- [STATED PROBLEM]:
Keep only the lines of the data below that contain "color", and copy them.

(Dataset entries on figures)
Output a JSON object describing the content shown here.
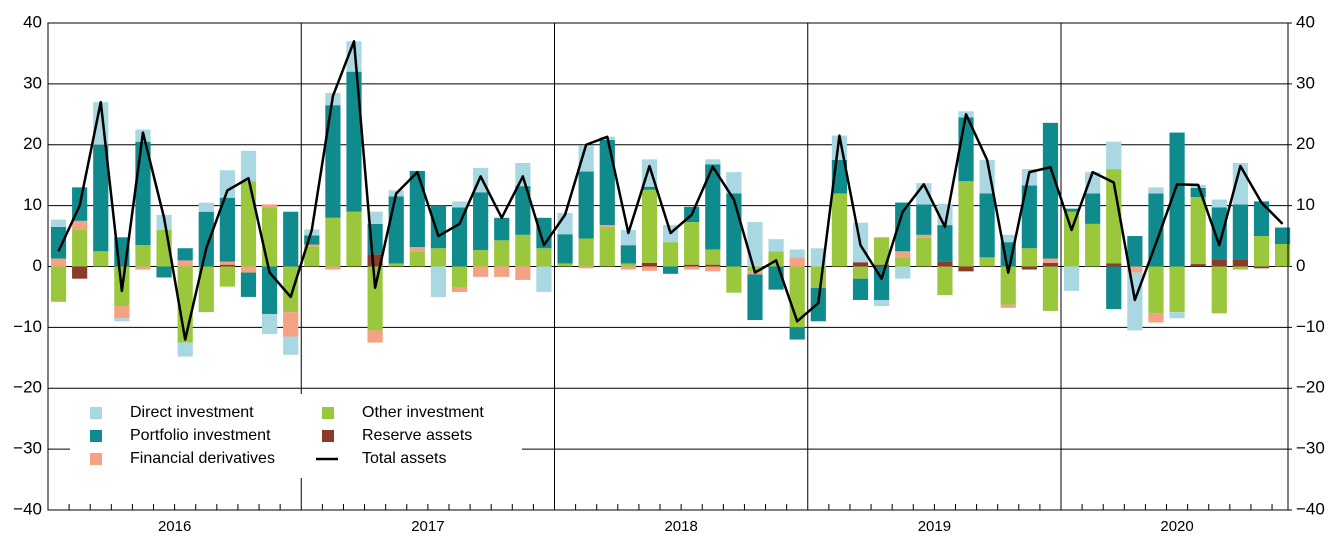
{
  "chart_data": {
    "type": "bar",
    "categories": [
      null,
      null,
      null,
      null,
      null,
      null,
      null,
      null,
      null,
      null,
      null,
      null,
      null,
      null,
      null,
      null,
      null,
      null,
      null,
      null,
      null,
      null,
      null,
      null,
      null,
      null,
      null,
      null,
      null,
      null,
      null,
      null,
      null,
      null,
      null,
      null,
      null,
      null,
      null,
      null,
      null,
      null,
      null,
      null,
      null,
      null,
      null,
      null,
      null,
      null,
      null,
      null,
      null,
      null,
      null,
      null,
      null,
      null,
      null
    ],
    "x_groups": [
      "2016",
      "2017",
      "2018",
      "2019",
      "2020"
    ],
    "series": [
      {
        "name": "Direct investment",
        "color": "#a9d8e3",
        "values": [
          1.2,
          0,
          7,
          -0.5,
          2,
          2.5,
          -2.3,
          1.5,
          4.5,
          5,
          -3.3,
          -3,
          1,
          2,
          5,
          2,
          1,
          0,
          -5,
          1,
          4,
          0,
          3.8,
          -4.2,
          3.5,
          4.3,
          0.5,
          2.5,
          4.5,
          2.8,
          0,
          0.8,
          3.5,
          7.3,
          2,
          1.3,
          3,
          4,
          6.5,
          -1,
          -2,
          3.5,
          3.5,
          1,
          5.5,
          1.2,
          2.7,
          0,
          -4,
          3.5,
          4.5,
          -9.5,
          1,
          -1,
          0.5,
          1.3,
          6.8,
          0,
          0
        ]
      },
      {
        "name": "Portfolio investment",
        "color": "#0f8b8d",
        "values": [
          5.2,
          5.5,
          17.5,
          4.8,
          17,
          -1.8,
          2,
          9,
          10.5,
          -4,
          -7.8,
          9,
          1.5,
          18.5,
          23,
          5,
          11,
          12.5,
          7,
          9.7,
          9.5,
          3.7,
          8,
          5,
          4.8,
          11,
          14,
          3,
          0.5,
          -1.2,
          2.5,
          14,
          12,
          -7.5,
          -3.8,
          -2,
          -5.5,
          5.5,
          -3.5,
          -5.5,
          8,
          5,
          6,
          10.5,
          10.5,
          4,
          10.3,
          22.3,
          0.5,
          5,
          -7,
          5,
          12,
          22,
          1.5,
          8.5,
          9,
          5.7,
          2.7
        ]
      },
      {
        "name": "Financial derivatives",
        "color": "#f4a184",
        "values": [
          1.3,
          1.5,
          0,
          -2,
          -0.5,
          0,
          1,
          0,
          0.5,
          -1,
          0.5,
          -4,
          0.3,
          -0.5,
          0,
          -2,
          0,
          0.7,
          0,
          -0.7,
          -1.7,
          -1.7,
          -2.2,
          0,
          0,
          -0.3,
          0.3,
          -0.5,
          -0.7,
          0,
          -0.5,
          -0.8,
          0,
          -0.5,
          0,
          1.5,
          0,
          0,
          0,
          0,
          1,
          0.5,
          0,
          0,
          0,
          -0.5,
          0,
          0.7,
          0,
          0,
          0,
          -1,
          -1.5,
          0,
          0,
          0,
          0,
          0,
          0
        ]
      },
      {
        "name": "Other investment",
        "color": "#9bc73d",
        "values": [
          -5.8,
          6,
          2.5,
          -6.5,
          3.5,
          6,
          -12.5,
          -7.5,
          -3.3,
          14,
          9.7,
          -7.5,
          3.3,
          8,
          9,
          -10.5,
          0.5,
          2.5,
          3,
          -3.5,
          2.7,
          4.3,
          5.2,
          3,
          0.5,
          4.6,
          6.5,
          0.5,
          12,
          4,
          7,
          2.5,
          -4.3,
          -0.8,
          2.5,
          -10,
          -3.5,
          12,
          -2,
          4.5,
          1.5,
          4.7,
          -4.7,
          14,
          1.5,
          -6.3,
          3,
          -7.3,
          9,
          7,
          15.5,
          0,
          -7.7,
          -7.5,
          11,
          -7.7,
          -0.5,
          5,
          3.7
        ]
      },
      {
        "name": "Reserve assets",
        "color": "#8b3a2b",
        "values": [
          0,
          -2,
          0,
          0,
          0,
          0,
          0,
          0,
          0.3,
          0,
          0,
          0,
          0,
          0,
          0,
          2,
          0,
          0,
          0,
          0,
          0,
          0,
          0,
          0,
          0,
          0,
          0,
          0,
          0.6,
          0,
          0.3,
          0.3,
          0,
          0,
          0,
          0,
          0,
          0,
          0.7,
          0.3,
          0,
          0,
          0.8,
          -0.8,
          0,
          0,
          -0.5,
          0.6,
          0,
          0,
          0.5,
          0,
          0,
          0,
          0.4,
          1.2,
          1.2,
          -0.3,
          0
        ]
      },
      {
        "name": "Total assets",
        "color": "#000000",
        "type": "line",
        "values": [
          2.5,
          10,
          27,
          -4,
          22,
          8,
          -12,
          3,
          12.5,
          14.5,
          -1,
          -5,
          6,
          28,
          37,
          -3.5,
          12,
          15.5,
          5,
          7,
          14.8,
          8,
          14.8,
          3.5,
          8.5,
          20,
          21.3,
          5.5,
          16.5,
          5.5,
          8.5,
          16.4,
          11,
          -1,
          1,
          -9,
          -6,
          21.5,
          3.5,
          -2,
          9,
          13.5,
          6.5,
          25,
          17.5,
          -1,
          15.5,
          16.3,
          6,
          15.5,
          13.8,
          -5.5,
          3.8,
          13.5,
          13.4,
          3.5,
          16.5,
          10.5,
          7
        ]
      }
    ],
    "ylim": [
      -40,
      40
    ],
    "yticks": [
      {
        "value": -40,
        "label": "−40"
      },
      {
        "value": -30,
        "label": "−30"
      },
      {
        "value": -20,
        "label": "−20"
      },
      {
        "value": -10,
        "label": "−10"
      },
      0,
      10,
      20,
      30,
      40
    ],
    "y2lim": [
      -40,
      40
    ],
    "y2ticks": [
      {
        "value": -40,
        "label": "−40"
      },
      {
        "value": -30,
        "label": "−30"
      },
      {
        "value": -20,
        "label": "−20"
      },
      {
        "value": -10,
        "label": "−10"
      },
      0,
      10,
      20,
      30,
      40
    ],
    "grid": true
  }
}
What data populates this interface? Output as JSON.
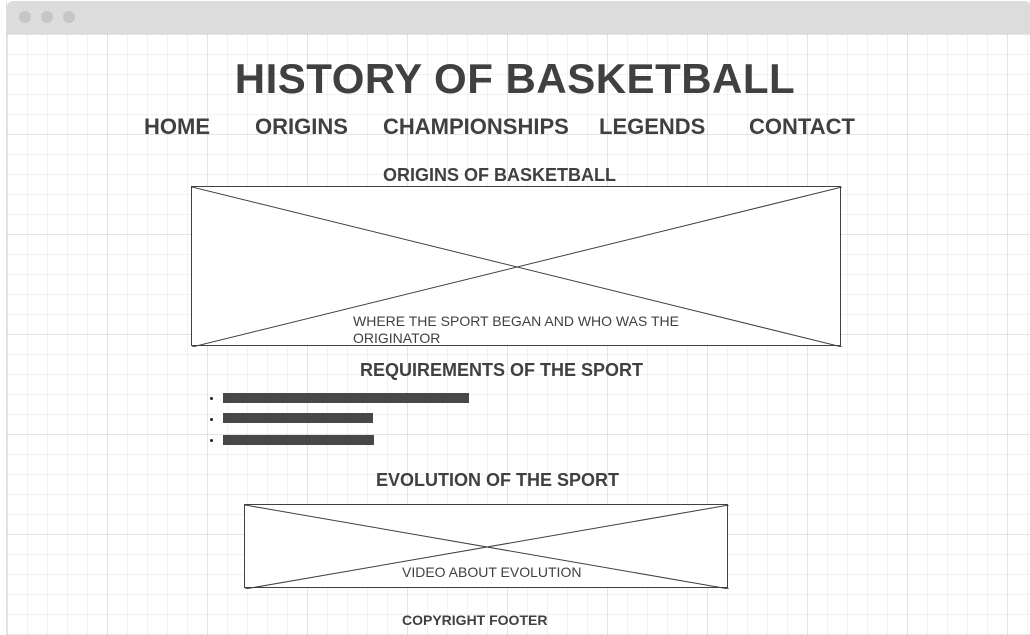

- [RESPONSE TO THE EXERCISE]:
        "color": "#a9d8e3",
        "color": "#0f8b8d",
        "color": "#f4a184",
        "color": "#9bc73d",
        "color": "#8b3a2b",
        "color": "#000000",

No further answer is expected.